== Given data ==
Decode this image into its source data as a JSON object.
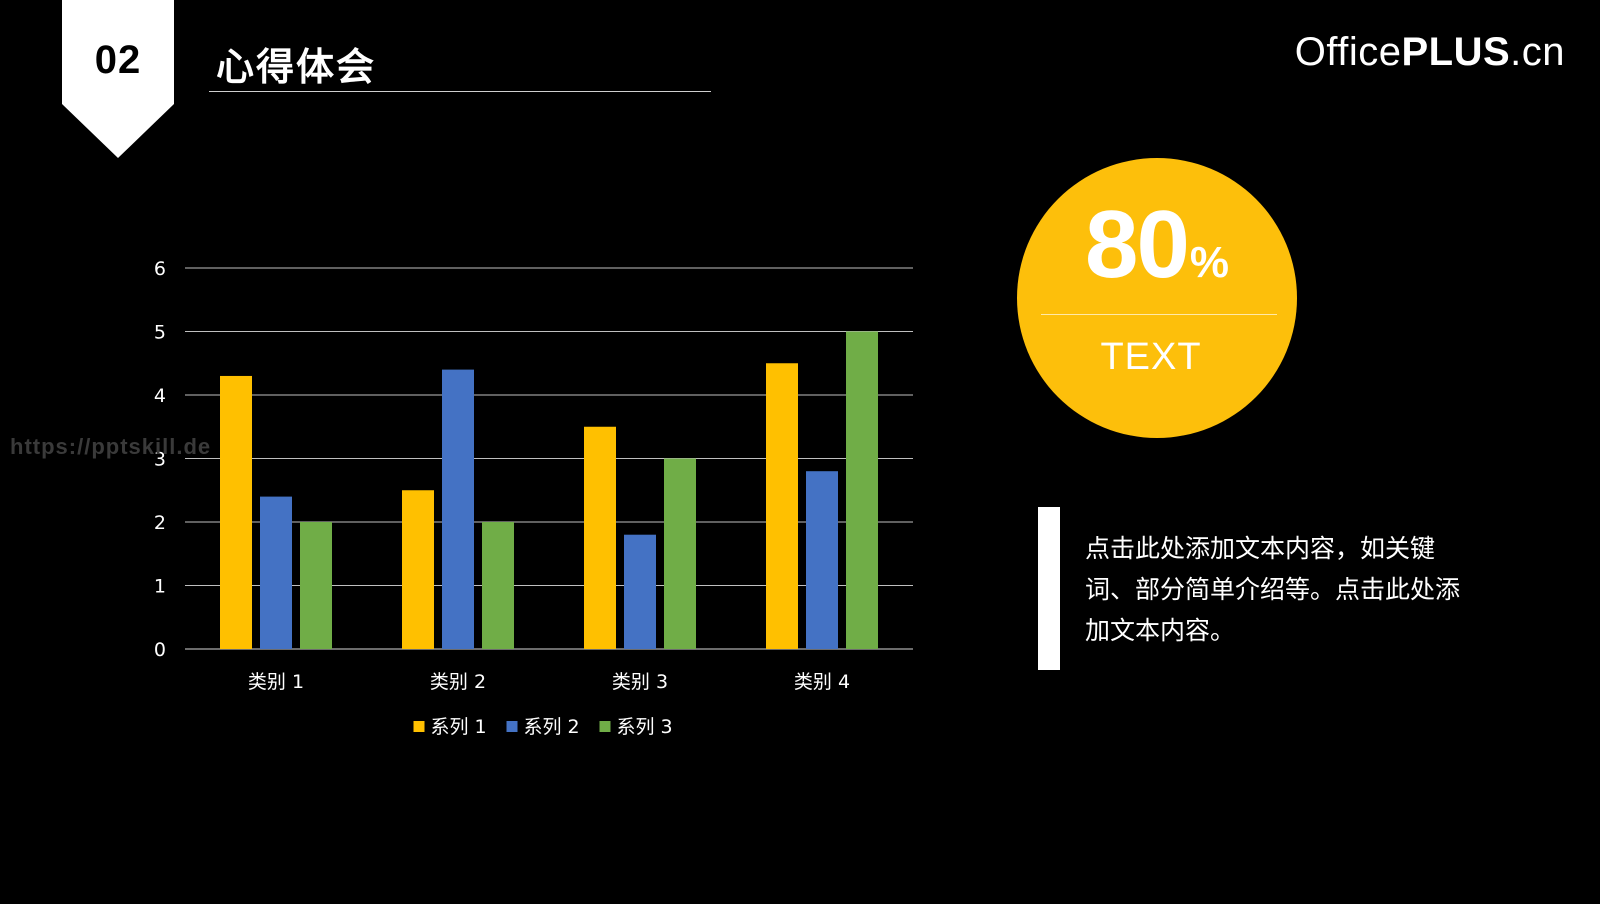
{
  "header": {
    "section_number": "02",
    "section_title": "心得体会",
    "brand_prefix": "Office",
    "brand_strong": "PLUS",
    "brand_suffix": ".cn"
  },
  "watermark": "https://pptskill.de",
  "stat": {
    "value": "80",
    "unit": "%",
    "label": "TEXT",
    "color": "#fdbf0b"
  },
  "description": "点击此处添加文本内容，如关键词、部分简单介绍等。点击此处添加文本内容。",
  "chart_data": {
    "type": "bar",
    "categories": [
      "类别 1",
      "类别 2",
      "类别 3",
      "类别 4"
    ],
    "series": [
      {
        "name": "系列 1",
        "values": [
          4.3,
          2.5,
          3.5,
          4.5
        ],
        "color": "#ffc000"
      },
      {
        "name": "系列 2",
        "values": [
          2.4,
          4.4,
          1.8,
          2.8
        ],
        "color": "#4472c4"
      },
      {
        "name": "系列 3",
        "values": [
          2,
          2,
          3,
          5
        ],
        "color": "#70ad47"
      }
    ],
    "ylim": [
      0,
      6
    ],
    "yticks": [
      0,
      1,
      2,
      3,
      4,
      5,
      6
    ],
    "grid": true,
    "legend": "bottom"
  }
}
===
> [What is required]:
Copy every line in the listing above where the string "color" turns up.

> [Complete output]:
    "color": "#fdbf0b"
        "color": "#ffc000"
        "color": "#4472c4"
        "color": "#70ad47"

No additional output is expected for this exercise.